» WORK INSTRUCTIONS
For the records below, give the count of lines holding the word "your" and nothing more.

» DATA RECORDS

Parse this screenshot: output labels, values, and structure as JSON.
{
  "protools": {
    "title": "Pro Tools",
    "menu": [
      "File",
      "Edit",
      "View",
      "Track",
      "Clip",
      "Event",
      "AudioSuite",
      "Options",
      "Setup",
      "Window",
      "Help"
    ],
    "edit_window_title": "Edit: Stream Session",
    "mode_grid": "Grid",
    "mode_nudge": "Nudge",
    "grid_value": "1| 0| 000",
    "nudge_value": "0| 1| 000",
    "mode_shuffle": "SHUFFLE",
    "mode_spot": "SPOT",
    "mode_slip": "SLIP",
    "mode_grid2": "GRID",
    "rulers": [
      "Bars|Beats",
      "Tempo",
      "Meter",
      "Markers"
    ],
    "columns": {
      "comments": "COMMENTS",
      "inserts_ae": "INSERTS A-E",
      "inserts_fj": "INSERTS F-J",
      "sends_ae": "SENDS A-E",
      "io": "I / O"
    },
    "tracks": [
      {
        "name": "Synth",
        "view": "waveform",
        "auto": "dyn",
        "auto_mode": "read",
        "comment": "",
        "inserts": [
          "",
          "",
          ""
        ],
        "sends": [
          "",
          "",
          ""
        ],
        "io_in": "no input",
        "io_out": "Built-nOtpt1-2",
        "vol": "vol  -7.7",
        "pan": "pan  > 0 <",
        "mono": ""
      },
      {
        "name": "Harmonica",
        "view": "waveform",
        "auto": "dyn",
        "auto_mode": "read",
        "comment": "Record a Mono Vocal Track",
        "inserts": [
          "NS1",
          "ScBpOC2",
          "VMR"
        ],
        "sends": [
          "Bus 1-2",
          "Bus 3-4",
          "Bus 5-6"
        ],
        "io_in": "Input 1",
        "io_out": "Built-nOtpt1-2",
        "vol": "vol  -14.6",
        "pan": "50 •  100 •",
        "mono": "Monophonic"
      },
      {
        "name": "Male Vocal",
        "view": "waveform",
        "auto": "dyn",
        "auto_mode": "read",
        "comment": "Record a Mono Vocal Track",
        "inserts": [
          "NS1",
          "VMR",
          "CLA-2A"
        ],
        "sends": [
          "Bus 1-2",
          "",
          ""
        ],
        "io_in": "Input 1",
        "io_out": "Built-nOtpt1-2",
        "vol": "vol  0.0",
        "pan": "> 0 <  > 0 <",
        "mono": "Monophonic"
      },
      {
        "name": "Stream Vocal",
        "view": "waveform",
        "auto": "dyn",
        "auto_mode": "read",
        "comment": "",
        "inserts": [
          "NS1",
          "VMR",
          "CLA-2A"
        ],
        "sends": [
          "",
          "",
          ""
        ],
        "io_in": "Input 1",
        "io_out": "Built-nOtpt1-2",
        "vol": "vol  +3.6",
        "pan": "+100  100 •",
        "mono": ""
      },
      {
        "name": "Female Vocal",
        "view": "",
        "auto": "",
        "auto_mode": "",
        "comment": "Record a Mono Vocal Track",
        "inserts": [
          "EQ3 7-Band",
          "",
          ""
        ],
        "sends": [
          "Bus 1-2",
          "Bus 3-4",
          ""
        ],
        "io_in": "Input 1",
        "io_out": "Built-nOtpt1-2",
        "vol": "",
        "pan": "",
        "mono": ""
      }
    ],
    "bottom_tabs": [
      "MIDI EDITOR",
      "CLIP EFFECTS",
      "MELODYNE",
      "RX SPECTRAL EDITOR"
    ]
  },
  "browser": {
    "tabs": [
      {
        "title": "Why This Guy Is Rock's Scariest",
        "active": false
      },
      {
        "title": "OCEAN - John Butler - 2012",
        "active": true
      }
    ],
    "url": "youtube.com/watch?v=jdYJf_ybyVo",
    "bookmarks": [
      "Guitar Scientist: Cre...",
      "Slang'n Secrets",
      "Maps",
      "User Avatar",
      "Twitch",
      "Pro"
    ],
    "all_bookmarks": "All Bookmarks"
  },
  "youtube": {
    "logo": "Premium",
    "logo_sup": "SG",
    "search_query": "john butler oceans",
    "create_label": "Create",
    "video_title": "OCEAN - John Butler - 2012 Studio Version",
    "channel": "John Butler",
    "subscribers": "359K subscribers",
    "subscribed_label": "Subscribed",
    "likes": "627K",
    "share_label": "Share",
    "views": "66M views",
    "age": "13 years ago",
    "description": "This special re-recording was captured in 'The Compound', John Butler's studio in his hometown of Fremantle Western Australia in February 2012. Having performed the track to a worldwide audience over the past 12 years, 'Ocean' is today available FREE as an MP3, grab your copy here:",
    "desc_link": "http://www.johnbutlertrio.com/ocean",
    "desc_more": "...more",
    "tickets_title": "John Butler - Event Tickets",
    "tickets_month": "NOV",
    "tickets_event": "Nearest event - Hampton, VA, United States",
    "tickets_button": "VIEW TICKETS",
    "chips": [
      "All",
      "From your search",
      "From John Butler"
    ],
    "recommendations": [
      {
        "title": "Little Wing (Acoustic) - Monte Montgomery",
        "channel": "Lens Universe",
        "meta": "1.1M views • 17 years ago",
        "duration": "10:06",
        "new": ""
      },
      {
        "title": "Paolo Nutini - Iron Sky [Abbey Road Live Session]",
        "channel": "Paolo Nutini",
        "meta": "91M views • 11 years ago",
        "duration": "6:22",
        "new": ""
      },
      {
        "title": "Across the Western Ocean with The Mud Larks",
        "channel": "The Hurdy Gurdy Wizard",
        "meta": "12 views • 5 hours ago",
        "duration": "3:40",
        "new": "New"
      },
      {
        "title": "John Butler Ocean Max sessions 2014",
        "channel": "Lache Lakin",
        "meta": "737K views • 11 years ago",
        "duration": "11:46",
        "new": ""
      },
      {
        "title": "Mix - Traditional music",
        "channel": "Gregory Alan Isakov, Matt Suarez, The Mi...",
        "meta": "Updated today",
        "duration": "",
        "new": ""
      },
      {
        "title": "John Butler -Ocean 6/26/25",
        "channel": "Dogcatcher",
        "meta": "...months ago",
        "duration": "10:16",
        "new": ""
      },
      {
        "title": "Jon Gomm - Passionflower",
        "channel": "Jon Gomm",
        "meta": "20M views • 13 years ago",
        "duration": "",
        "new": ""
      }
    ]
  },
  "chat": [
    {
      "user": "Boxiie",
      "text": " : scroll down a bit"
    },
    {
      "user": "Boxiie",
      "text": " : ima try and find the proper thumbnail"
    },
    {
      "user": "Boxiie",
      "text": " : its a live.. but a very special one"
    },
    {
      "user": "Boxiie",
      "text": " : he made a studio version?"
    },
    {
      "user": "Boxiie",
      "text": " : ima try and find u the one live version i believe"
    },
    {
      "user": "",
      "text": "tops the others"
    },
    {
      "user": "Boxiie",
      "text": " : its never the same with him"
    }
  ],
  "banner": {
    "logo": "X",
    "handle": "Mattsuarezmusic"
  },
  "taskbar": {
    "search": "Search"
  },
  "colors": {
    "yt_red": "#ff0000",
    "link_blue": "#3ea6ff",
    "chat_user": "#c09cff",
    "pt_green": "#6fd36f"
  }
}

» CORRECT RESPONSE
2